Objetivo 1 ->
Copie sem mudar nada estas linhas dos registros: comece na linha que tem "line-number: 24 [55, 438, 71, 450]" e pare depois da linha que tem "code-line[interactable]: 5 <meta".

Os melhores tempos
Os nossos tempos são de encher a barriga. Começamos a semana em grande com aquele comentador das segundas-feiras, torcendo as mãos e lançando de soslaio olhares de velho sátiro, para um ponto indefinido no espaço à sua frente, como mandam as boas técnicas de representação das telenovelas da Globo. O rei do sentido de humor entrelaça, com a confiança de um remendão, o linhol dos sapatos com os quais os espectadores caminharão esclarecidos na sarrabulhada do mundo actual. O piadético nas enfadonhas reuniões políticas, que não resiste a contar larachas aprendidas com a mamparra europeia amiga, serve-nos de arquétipo e farol nas nossas vidas para nos rirmos dos duques e cenas tristes, que saltam do baralho dos extraordinários acontecimentos do nosso tempo. Com ele aprendemos a rir com chufas e pilhérias sem graça alguma. Se o seu nome fosse Júlio Dantas, viveria, não pim! mas sim!

Objetivo 2 ->
Liste todas as palavras que o texto usa para falar de piadas.

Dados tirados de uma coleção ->

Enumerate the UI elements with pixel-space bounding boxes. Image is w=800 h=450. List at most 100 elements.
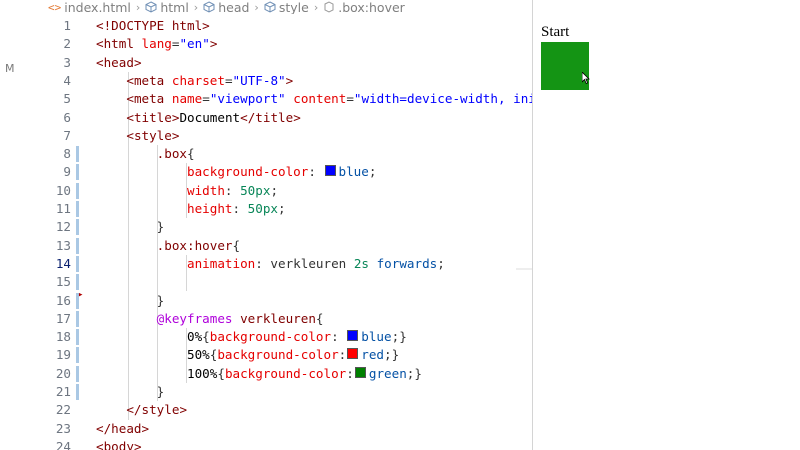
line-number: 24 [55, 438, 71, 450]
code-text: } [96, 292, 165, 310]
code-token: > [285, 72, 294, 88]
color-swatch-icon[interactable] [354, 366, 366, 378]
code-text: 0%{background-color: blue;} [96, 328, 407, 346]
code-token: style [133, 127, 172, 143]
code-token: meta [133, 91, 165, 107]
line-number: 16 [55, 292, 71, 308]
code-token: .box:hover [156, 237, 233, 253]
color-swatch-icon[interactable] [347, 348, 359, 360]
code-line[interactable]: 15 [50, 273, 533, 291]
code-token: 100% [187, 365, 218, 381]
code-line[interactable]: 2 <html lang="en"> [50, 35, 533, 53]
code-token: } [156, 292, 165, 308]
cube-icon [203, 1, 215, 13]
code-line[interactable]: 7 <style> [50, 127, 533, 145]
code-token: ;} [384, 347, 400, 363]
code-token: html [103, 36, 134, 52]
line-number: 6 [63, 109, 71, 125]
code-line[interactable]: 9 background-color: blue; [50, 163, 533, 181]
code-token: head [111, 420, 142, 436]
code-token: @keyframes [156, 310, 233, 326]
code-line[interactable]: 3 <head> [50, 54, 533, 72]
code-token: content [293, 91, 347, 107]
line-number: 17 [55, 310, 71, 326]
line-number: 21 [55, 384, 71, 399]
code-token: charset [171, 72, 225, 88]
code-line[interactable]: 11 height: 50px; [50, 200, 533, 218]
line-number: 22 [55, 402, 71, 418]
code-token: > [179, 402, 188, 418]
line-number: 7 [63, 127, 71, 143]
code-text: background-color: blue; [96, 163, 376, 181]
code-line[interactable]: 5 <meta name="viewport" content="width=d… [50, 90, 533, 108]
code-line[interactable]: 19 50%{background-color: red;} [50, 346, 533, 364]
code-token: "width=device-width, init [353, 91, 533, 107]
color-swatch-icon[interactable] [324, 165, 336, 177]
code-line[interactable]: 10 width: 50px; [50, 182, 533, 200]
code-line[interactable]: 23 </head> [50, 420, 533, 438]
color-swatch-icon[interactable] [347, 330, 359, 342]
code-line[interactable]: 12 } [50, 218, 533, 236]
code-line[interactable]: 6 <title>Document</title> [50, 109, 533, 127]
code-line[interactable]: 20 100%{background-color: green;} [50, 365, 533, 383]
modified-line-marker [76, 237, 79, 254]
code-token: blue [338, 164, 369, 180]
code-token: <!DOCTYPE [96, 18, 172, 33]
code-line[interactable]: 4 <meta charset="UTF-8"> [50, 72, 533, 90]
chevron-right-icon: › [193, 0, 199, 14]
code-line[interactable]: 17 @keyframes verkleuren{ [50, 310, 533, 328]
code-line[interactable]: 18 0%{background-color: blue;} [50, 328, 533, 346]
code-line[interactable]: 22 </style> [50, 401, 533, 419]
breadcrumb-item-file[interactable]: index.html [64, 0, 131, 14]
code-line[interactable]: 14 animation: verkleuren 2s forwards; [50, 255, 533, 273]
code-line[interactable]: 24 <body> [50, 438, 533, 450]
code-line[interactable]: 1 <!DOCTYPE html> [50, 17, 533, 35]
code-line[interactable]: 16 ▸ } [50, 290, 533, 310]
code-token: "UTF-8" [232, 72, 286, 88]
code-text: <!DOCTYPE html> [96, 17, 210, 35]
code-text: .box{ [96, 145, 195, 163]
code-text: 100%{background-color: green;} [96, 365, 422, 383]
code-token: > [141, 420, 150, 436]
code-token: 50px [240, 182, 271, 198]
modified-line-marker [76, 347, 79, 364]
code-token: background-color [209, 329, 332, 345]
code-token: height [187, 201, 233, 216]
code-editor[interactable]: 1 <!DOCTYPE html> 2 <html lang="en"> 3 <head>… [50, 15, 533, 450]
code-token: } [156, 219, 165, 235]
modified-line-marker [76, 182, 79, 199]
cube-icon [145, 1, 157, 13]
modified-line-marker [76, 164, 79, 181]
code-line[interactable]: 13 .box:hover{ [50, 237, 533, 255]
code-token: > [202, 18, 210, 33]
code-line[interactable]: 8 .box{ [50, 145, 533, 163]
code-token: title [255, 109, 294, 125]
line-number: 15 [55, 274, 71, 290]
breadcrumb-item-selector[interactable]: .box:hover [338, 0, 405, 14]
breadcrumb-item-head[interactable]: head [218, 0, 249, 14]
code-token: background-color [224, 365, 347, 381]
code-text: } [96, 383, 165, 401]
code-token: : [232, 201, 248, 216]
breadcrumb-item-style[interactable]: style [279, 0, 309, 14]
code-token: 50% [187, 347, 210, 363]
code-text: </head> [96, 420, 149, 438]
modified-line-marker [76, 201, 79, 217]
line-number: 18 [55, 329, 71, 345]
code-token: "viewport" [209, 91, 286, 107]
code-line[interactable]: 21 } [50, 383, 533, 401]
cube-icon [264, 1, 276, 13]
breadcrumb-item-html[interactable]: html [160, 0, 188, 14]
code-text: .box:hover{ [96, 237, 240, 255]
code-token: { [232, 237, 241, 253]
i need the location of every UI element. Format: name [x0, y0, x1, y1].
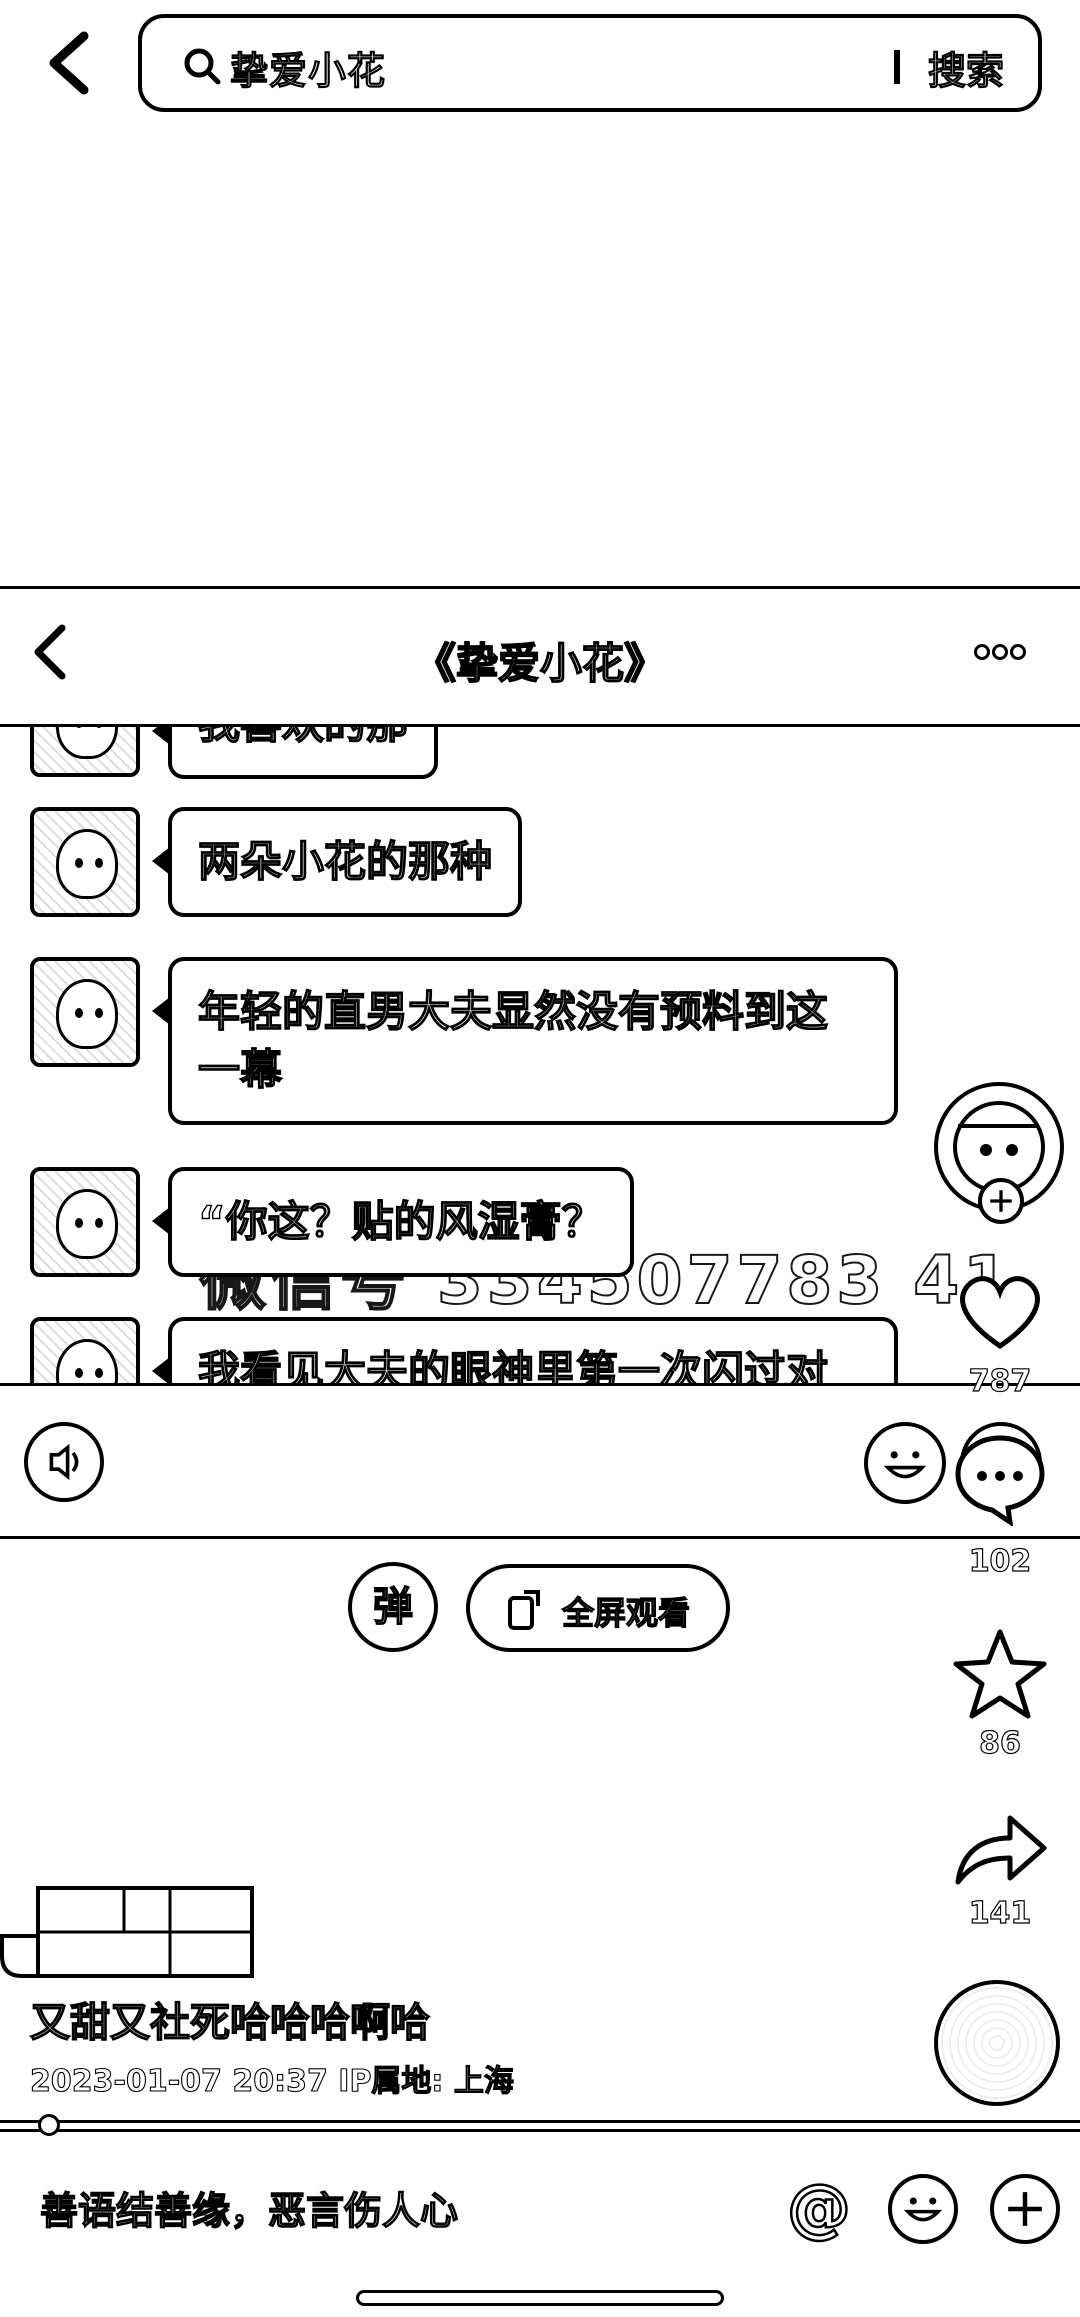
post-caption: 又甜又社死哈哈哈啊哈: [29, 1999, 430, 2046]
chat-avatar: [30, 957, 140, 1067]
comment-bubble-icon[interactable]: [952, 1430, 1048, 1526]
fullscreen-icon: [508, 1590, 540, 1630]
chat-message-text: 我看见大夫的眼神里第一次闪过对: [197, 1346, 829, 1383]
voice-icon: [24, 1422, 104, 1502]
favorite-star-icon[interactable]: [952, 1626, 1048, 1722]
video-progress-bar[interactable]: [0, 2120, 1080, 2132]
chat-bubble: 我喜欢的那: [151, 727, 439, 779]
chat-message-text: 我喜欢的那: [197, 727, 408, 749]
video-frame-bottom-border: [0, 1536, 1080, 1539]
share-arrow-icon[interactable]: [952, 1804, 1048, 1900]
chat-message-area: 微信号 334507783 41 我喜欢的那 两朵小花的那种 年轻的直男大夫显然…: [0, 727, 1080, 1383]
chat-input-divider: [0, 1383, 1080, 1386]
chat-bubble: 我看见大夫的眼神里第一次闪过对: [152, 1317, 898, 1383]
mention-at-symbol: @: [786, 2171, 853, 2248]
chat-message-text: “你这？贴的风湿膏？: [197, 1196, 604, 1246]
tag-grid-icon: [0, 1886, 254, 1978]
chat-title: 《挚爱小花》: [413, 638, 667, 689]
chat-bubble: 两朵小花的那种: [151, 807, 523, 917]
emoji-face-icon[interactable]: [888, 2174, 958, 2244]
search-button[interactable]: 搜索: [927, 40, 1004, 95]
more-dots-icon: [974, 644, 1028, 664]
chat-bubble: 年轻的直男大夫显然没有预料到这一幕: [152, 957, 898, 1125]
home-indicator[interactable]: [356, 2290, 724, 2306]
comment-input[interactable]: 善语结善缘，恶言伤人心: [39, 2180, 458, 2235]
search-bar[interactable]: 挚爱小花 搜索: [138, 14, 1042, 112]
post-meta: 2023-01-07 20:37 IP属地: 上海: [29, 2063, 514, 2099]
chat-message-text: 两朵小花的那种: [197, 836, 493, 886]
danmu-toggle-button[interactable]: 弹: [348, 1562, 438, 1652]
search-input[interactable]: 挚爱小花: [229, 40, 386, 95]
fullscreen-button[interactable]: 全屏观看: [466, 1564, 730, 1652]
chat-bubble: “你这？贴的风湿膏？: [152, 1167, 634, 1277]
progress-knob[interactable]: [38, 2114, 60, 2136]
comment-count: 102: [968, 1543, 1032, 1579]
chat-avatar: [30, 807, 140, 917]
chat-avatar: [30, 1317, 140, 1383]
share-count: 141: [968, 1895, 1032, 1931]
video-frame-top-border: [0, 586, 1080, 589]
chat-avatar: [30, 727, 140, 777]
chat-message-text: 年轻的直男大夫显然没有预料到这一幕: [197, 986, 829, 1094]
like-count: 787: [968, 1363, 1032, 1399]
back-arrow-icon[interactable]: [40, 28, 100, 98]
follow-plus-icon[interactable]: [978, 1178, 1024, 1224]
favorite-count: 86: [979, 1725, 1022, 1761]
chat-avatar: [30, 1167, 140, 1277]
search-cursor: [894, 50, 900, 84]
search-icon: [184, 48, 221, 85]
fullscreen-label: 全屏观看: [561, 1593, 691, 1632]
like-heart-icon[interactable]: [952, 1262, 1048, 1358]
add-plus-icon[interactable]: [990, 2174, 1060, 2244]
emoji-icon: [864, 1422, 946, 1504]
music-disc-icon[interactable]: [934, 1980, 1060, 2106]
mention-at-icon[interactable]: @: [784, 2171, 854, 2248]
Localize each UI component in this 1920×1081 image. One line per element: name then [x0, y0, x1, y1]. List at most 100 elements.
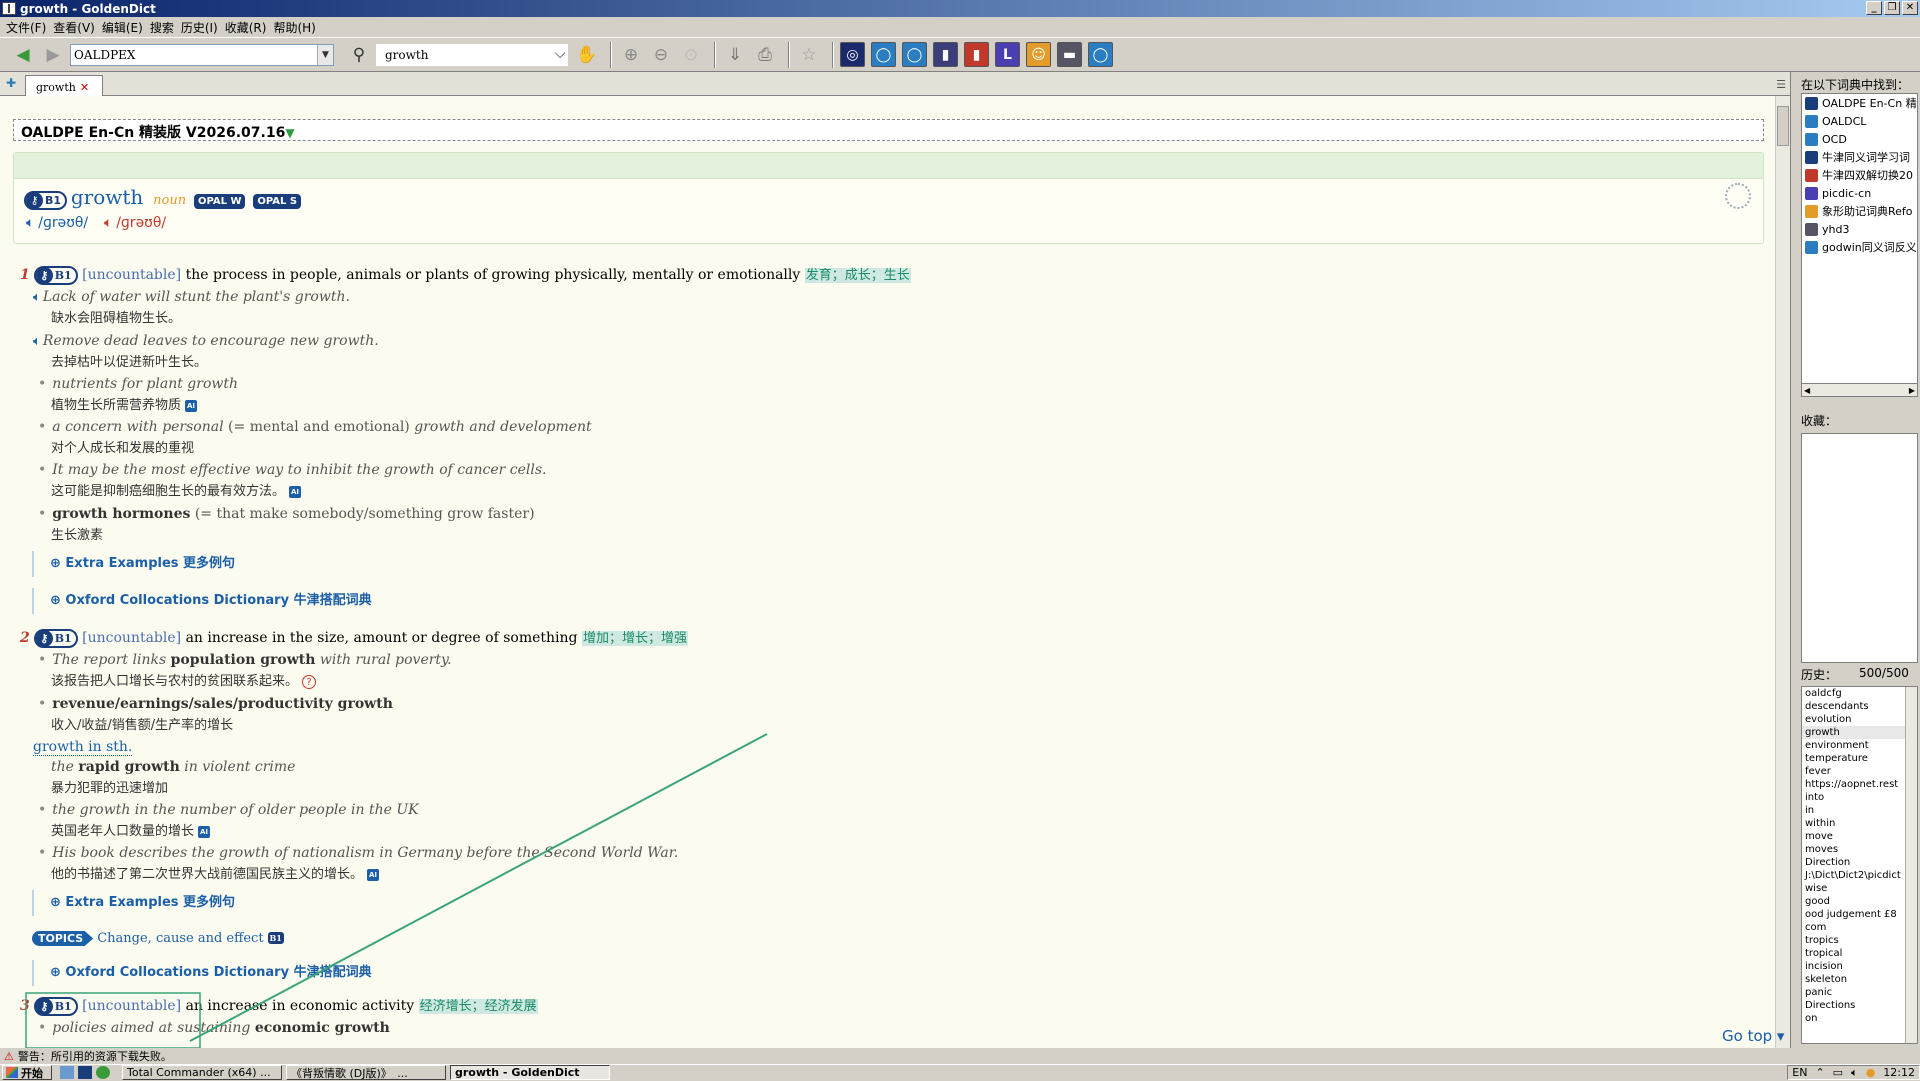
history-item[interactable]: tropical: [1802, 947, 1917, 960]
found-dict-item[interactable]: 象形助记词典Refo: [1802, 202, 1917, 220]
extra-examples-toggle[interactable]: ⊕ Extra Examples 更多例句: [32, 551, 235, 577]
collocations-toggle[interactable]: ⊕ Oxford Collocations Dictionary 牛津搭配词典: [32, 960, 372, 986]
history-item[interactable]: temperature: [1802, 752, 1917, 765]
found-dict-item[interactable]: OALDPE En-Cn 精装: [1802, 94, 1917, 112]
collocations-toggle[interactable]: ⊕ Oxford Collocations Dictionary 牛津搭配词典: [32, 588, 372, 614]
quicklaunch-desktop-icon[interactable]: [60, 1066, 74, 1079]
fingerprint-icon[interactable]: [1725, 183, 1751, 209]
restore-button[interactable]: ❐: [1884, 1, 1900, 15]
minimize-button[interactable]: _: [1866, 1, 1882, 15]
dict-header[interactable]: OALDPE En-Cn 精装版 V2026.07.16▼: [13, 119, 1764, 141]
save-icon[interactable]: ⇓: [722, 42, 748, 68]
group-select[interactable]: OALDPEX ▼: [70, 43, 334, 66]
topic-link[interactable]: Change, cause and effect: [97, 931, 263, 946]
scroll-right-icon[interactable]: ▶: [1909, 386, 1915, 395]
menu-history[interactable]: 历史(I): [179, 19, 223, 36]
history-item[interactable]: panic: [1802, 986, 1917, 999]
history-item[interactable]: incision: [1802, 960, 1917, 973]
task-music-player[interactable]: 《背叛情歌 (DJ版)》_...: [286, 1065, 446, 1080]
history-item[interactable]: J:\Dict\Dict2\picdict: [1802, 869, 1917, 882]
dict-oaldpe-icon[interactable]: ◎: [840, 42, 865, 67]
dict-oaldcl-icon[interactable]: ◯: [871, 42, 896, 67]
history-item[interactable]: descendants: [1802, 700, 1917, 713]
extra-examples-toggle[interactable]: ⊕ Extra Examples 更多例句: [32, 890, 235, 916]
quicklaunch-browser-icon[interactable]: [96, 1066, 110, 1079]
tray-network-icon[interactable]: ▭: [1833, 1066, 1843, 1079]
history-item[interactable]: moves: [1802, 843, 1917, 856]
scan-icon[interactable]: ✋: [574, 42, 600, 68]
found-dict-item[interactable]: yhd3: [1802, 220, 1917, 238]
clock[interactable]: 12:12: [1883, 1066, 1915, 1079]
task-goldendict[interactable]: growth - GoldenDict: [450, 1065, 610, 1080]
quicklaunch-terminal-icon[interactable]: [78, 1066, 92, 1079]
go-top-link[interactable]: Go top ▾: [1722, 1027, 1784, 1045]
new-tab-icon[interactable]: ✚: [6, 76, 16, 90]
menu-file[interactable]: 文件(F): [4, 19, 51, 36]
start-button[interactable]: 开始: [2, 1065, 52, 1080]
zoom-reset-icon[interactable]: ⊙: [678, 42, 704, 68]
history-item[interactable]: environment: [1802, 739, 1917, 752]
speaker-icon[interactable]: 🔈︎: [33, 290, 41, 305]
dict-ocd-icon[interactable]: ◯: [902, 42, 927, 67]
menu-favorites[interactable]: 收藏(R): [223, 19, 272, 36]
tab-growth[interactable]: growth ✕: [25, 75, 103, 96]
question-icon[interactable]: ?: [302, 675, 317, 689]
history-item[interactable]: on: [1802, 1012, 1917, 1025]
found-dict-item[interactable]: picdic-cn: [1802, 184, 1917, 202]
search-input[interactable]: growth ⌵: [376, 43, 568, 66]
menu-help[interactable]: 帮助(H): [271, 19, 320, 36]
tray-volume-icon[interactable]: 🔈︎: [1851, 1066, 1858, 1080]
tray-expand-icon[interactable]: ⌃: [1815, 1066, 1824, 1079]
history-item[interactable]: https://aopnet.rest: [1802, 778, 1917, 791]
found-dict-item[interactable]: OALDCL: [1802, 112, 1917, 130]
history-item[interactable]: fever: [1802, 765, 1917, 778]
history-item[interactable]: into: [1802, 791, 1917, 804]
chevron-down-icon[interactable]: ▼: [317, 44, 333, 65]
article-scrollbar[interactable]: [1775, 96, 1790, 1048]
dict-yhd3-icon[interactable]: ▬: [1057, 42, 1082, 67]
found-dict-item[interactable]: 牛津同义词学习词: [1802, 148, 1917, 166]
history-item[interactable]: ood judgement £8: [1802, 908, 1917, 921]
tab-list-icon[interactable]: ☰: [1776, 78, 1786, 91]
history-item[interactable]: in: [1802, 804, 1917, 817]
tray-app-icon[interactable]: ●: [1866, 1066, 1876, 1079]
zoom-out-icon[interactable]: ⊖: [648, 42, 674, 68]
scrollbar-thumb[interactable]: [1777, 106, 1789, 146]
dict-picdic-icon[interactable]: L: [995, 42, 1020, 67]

Resposta 1 ->
line-number: 24 [55, 438, 71, 450]
code-text: } [96, 292, 165, 310]
code-token: > [285, 72, 294, 88]
color-swatch-icon[interactable] [354, 366, 366, 378]
code-text: 0%{background-color: blue;} [96, 328, 407, 346]
code-token: style [133, 127, 172, 143]
code-token: meta [133, 91, 165, 107]
line-number: 16 [55, 292, 71, 308]
code-token: .box:hover [156, 237, 233, 253]
color-swatch-icon[interactable] [347, 348, 359, 360]
code-line[interactable]: 15 [50, 273, 533, 291]
code-token: 100% [187, 365, 218, 381]
code-line[interactable]: 2 <html lang="en"> [50, 35, 533, 53]
code-token: } [156, 292, 165, 308]
cube-icon [203, 1, 215, 13]
code-line[interactable]: 7 <style> [50, 127, 533, 145]
code-token: ;} [384, 347, 400, 363]
code-token: html [103, 36, 134, 52]
line-number: 6 [63, 109, 71, 125]
code-line[interactable]: 9 background-color: blue; [50, 163, 533, 181]
code-token: head [111, 420, 142, 436]
code-token: @keyframes [156, 310, 233, 326]
code-line[interactable]: 3 <head> [50, 54, 533, 72]
code-token: content [293, 91, 347, 107]
line-number: 17 [55, 310, 71, 326]
line-number: 21 [55, 384, 71, 399]
code-token: charset [171, 72, 225, 88]
code-line[interactable]: 11 height: 50px; [50, 200, 533, 218]
line-number: 22 [55, 402, 71, 418]
code-token: > [179, 402, 188, 418]
line-number: 7 [63, 127, 71, 143]
code-text: background-color: blue; [96, 163, 376, 181]
code-line[interactable]: 5 <meta name="viewport" content="width=d… [50, 90, 533, 108]

Resposta 2 ->
larachas, chufas, pilhérias